+++ RECORDED INFORMATION

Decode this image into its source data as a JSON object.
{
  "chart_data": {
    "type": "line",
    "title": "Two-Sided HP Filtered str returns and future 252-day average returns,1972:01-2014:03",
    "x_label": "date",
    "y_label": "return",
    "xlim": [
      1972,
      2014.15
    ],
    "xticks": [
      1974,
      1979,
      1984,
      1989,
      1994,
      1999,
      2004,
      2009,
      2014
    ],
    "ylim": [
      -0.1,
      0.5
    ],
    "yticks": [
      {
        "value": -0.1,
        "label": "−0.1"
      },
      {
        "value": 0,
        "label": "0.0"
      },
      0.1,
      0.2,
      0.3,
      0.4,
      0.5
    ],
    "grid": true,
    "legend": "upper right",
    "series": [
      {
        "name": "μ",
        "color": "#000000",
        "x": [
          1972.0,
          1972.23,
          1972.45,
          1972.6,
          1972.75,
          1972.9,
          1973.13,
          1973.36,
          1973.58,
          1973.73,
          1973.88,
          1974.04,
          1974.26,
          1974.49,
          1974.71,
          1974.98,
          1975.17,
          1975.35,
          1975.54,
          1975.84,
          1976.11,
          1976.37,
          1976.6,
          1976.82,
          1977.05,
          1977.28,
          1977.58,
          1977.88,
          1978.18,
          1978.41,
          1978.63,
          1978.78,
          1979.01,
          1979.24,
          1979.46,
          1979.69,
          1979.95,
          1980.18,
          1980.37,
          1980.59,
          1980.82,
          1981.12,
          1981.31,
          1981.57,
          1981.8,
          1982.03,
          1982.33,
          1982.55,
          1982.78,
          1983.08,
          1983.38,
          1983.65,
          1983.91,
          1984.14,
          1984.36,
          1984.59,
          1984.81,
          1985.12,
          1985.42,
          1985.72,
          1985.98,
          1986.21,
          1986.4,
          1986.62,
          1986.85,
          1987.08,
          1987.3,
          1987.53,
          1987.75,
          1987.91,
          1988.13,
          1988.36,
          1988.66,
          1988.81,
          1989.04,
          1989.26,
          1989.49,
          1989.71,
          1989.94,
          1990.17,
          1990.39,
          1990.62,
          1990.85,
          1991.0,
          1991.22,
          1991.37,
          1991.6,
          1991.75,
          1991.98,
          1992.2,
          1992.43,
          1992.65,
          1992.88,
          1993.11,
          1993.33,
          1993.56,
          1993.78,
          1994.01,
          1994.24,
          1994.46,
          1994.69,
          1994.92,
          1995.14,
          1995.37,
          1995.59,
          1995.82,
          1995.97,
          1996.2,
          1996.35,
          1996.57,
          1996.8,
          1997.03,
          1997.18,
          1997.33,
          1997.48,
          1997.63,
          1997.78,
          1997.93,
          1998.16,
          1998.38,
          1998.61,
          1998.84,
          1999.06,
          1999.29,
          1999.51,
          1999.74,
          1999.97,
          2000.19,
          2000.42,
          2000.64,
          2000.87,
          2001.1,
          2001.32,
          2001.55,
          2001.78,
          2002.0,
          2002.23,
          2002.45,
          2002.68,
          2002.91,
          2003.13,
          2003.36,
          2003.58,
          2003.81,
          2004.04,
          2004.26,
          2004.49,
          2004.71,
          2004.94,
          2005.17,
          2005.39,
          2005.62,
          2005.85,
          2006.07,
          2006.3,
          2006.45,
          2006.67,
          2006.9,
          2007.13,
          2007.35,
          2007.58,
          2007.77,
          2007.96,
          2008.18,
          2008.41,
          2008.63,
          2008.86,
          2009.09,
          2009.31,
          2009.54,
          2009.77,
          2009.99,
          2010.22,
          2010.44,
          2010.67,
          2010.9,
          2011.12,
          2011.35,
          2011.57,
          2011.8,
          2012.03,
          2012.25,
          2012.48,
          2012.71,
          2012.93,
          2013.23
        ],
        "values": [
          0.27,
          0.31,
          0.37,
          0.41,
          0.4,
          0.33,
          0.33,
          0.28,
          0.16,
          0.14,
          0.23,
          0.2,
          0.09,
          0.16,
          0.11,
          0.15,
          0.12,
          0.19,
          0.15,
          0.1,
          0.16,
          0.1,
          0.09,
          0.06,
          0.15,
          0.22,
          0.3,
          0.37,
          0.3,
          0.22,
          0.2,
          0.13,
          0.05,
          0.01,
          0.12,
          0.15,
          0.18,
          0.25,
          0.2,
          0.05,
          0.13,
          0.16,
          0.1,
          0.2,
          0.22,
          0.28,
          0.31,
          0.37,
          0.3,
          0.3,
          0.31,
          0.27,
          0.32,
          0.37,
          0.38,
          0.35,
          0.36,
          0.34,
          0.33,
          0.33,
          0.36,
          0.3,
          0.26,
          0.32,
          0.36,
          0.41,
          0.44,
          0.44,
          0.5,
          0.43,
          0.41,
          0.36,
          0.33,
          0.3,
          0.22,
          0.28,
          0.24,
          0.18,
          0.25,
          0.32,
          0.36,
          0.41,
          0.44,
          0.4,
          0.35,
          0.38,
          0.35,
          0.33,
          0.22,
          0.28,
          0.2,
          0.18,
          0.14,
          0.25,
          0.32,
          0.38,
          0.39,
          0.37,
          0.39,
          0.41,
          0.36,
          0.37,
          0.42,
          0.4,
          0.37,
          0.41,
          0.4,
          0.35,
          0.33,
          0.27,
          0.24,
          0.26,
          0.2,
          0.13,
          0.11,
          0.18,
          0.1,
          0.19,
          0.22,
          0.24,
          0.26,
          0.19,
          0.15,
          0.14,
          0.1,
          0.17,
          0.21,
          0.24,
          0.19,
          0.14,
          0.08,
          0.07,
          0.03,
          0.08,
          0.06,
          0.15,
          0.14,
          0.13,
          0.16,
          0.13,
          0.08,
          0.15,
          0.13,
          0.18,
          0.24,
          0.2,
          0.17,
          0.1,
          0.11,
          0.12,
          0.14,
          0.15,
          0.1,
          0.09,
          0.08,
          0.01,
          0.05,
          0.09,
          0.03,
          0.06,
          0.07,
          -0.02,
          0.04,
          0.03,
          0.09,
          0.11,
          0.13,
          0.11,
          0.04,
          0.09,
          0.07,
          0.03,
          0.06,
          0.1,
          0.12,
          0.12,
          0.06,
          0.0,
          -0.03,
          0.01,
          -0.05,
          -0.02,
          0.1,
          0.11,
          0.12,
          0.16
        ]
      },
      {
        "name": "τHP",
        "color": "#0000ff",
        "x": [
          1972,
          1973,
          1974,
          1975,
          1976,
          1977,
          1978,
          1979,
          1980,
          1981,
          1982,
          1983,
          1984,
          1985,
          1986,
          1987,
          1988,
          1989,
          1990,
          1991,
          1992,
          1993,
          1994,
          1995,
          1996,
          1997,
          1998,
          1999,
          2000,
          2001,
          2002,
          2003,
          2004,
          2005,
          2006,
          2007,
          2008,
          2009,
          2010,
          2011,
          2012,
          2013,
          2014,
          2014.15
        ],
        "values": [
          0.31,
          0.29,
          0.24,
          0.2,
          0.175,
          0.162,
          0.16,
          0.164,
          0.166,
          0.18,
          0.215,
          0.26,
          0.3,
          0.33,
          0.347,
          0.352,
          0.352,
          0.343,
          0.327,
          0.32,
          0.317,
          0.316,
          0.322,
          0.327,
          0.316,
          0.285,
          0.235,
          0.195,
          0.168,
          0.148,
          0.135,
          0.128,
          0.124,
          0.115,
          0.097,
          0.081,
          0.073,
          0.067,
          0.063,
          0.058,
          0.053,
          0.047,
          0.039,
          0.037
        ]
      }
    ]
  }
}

++++++

*YOUR INSTRUCTIONS*.
Every line above needs to be retyped exactly.

*FINAL RESULT*.
Decode this image into its source data as a JSON object.
{
  "chart_data": {
    "type": "line",
    "title": "Two-Sided HP Filtered str returns and future 252-day average returns,1972:01-2014:03",
    "x_label": "date",
    "y_label": "return",
    "xlim": [
      1972,
      2014.15
    ],
    "xticks": [
      1974,
      1979,
      1984,
      1989,
      1994,
      1999,
      2004,
      2009,
      2014
    ],
    "ylim": [
      -0.1,
      0.5
    ],
    "yticks": [
      {
        "value": -0.1,
        "label": "−0.1"
      },
      {
        "value": 0,
        "label": "0.0"
      },
      0.1,
      0.2,
      0.3,
      0.4,
      0.5
    ],
    "grid": true,
    "legend": "upper right",
    "series": [
      {
        "name": "μ",
        "color": "#000000",
        "x": [
          1972.0,
          1972.23,
          1972.45,
          1972.6,
          1972.75,
          1972.9,
          1973.13,
          1973.36,
          1973.58,
          1973.73,
          1973.88,
          1974.04,
          1974.26,
          1974.49,
          1974.71,
          1974.98,
          1975.17,
          1975.35,
          1975.54,
          1975.84,
          1976.11,
          1976.37,
          1976.6,
          1976.82,
          1977.05,
          1977.28,
          1977.58,
          1977.88,
          1978.18,
          1978.41,
          1978.63,
          1978.78,
          1979.01,
          1979.24,
          1979.46,
          1979.69,
          1979.95,
          1980.18,
          1980.37,
          1980.59,
          1980.82,
          1981.12,
          1981.31,
          1981.57,
          1981.8,
          1982.03,
          1982.33,
          1982.55,
          1982.78,
          1983.08,
          1983.38,
          1983.65,
          1983.91,
          1984.14,
          1984.36,
          1984.59,
          1984.81,
          1985.12,
          1985.42,
          1985.72,
          1985.98,
          1986.21,
          1986.4,
          1986.62,
          1986.85,
          1987.08,
          1987.3,
          1987.53,
          1987.75,
          1987.91,
          1988.13,
          1988.36,
          1988.66,
          1988.81,
          1989.04,
          1989.26,
          1989.49,
          1989.71,
          1989.94,
          1990.17,
          1990.39,
          1990.62,
          1990.85,
          1991.0,
          1991.22,
          1991.37,
          1991.6,
          1991.75,
          1991.98,
          1992.2,
          1992.43,
          1992.65,
          1992.88,
          1993.11,
          1993.33,
          1993.56,
          1993.78,
          1994.01,
          1994.24,
          1994.46,
          1994.69,
          1994.92,
          1995.14,
          1995.37,
          1995.59,
          1995.82,
          1995.97,
          1996.2,
          1996.35,
          1996.57,
          1996.8,
          1997.03,
          1997.18,
          1997.33,
          1997.48,
          1997.63,
          1997.78,
          1997.93,
          1998.16,
          1998.38,
          1998.61,
          1998.84,
          1999.06,
          1999.29,
          1999.51,
          1999.74,
          1999.97,
          2000.19,
          2000.42,
          2000.64,
          2000.87,
          2001.1,
          2001.32,
          2001.55,
          2001.78,
          2002.0,
          2002.23,
          2002.45,
          2002.68,
          2002.91,
          2003.13,
          2003.36,
          2003.58,
          2003.81,
          2004.04,
          2004.26,
          2004.49,
          2004.71,
          2004.94,
          2005.17,
          2005.39,
          2005.62,
          2005.85,
          2006.07,
          2006.3,
          2006.45,
          2006.67,
          2006.9,
          2007.13,
          2007.35,
          2007.58,
          2007.77,
          2007.96,
          2008.18,
          2008.41,
          2008.63,
          2008.86,
          2009.09,
          2009.31,
          2009.54,
          2009.77,
          2009.99,
          2010.22,
          2010.44,
          2010.67,
          2010.9,
          2011.12,
          2011.35,
          2011.57,
          2011.8,
          2012.03,
          2012.25,
          2012.48,
          2012.71,
          2012.93,
          2013.23
        ],
        "values": [
          0.27,
          0.31,
          0.37,
          0.41,
          0.4,
          0.33,
          0.33,
          0.28,
          0.16,
          0.14,
          0.23,
          0.2,
          0.09,
          0.16,
          0.11,
          0.15,
          0.12,
          0.19,
          0.15,
          0.1,
          0.16,
          0.1,
          0.09,
          0.06,
          0.15,
          0.22,
          0.3,
          0.37,
          0.3,
          0.22,
          0.2,
          0.13,
          0.05,
          0.01,
          0.12,
          0.15,
          0.18,
          0.25,
          0.2,
          0.05,
          0.13,
          0.16,
          0.1,
          0.2,
          0.22,
          0.28,
          0.31,
          0.37,
          0.3,
          0.3,
          0.31,
          0.27,
          0.32,
          0.37,
          0.38,
          0.35,
          0.36,
          0.34,
          0.33,
          0.33,
          0.36,
          0.3,
          0.26,
          0.32,
          0.36,
          0.41,
          0.44,
          0.44,
          0.5,
          0.43,
          0.41,
          0.36,
          0.33,
          0.3,
          0.22,
          0.28,
          0.24,
          0.18,
          0.25,
          0.32,
          0.36,
          0.41,
          0.44,
          0.4,
          0.35,
          0.38,
          0.35,
          0.33,
          0.22,
          0.28,
          0.2,
          0.18,
          0.14,
          0.25,
          0.32,
          0.38,
          0.39,
          0.37,
          0.39,
          0.41,
          0.36,
          0.37,
          0.42,
          0.4,
          0.37,
          0.41,
          0.4,
          0.35,
          0.33,
          0.27,
          0.24,
          0.26,
          0.2,
          0.13,
          0.11,
          0.18,
          0.1,
          0.19,
          0.22,
          0.24,
          0.26,
          0.19,
          0.15,
          0.14,
          0.1,
          0.17,
          0.21,
          0.24,
          0.19,
          0.14,
          0.08,
          0.07,
          0.03,
          0.08,
          0.06,
          0.15,
          0.14,
          0.13,
          0.16,
          0.13,
          0.08,
          0.15,
          0.13,
          0.18,
          0.24,
          0.2,
          0.17,
          0.1,
          0.11,
          0.12,
          0.14,
          0.15,
          0.1,
          0.09,
          0.08,
          0.01,
          0.05,
          0.09,
          0.03,
          0.06,
          0.07,
          -0.02,
          0.04,
          0.03,
          0.09,
          0.11,
          0.13,
          0.11,
          0.04,
          0.09,
          0.07,
          0.03,
          0.06,
          0.1,
          0.12,
          0.12,
          0.06,
          0.0,
          -0.03,
          0.01,
          -0.05,
          -0.02,
          0.1,
          0.11,
          0.12,
          0.16
        ]
      },
      {
        "name": "τHP",
        "color": "#0000ff",
        "x": [
          1972,
          1973,
          1974,
          1975,
          1976,
          1977,
          1978,
          1979,
          1980,
          1981,
          1982,
          1983,
          1984,
          1985,
          1986,
          1987,
          1988,
          1989,
          1990,
          1991,
          1992,
          1993,
          1994,
          1995,
          1996,
          1997,
          1998,
          1999,
          2000,
          2001,
          2002,
          2003,
          2004,
          2005,
          2006,
          2007,
          2008,
          2009,
          2010,
          2011,
          2012,
          2013,
          2014,
          2014.15
        ],
        "values": [
          0.31,
          0.29,
          0.24,
          0.2,
          0.175,
          0.162,
          0.16,
          0.164,
          0.166,
          0.18,
          0.215,
          0.26,
          0.3,
          0.33,
          0.347,
          0.352,
          0.352,
          0.343,
          0.327,
          0.32,
          0.317,
          0.316,
          0.322,
          0.327,
          0.316,
          0.285,
          0.235,
          0.195,
          0.168,
          0.148,
          0.135,
          0.128,
          0.124,
          0.115,
          0.097,
          0.081,
          0.073,
          0.067,
          0.063,
          0.058,
          0.053,
          0.047,
          0.039,
          0.037
        ]
      }
    ]
  }
}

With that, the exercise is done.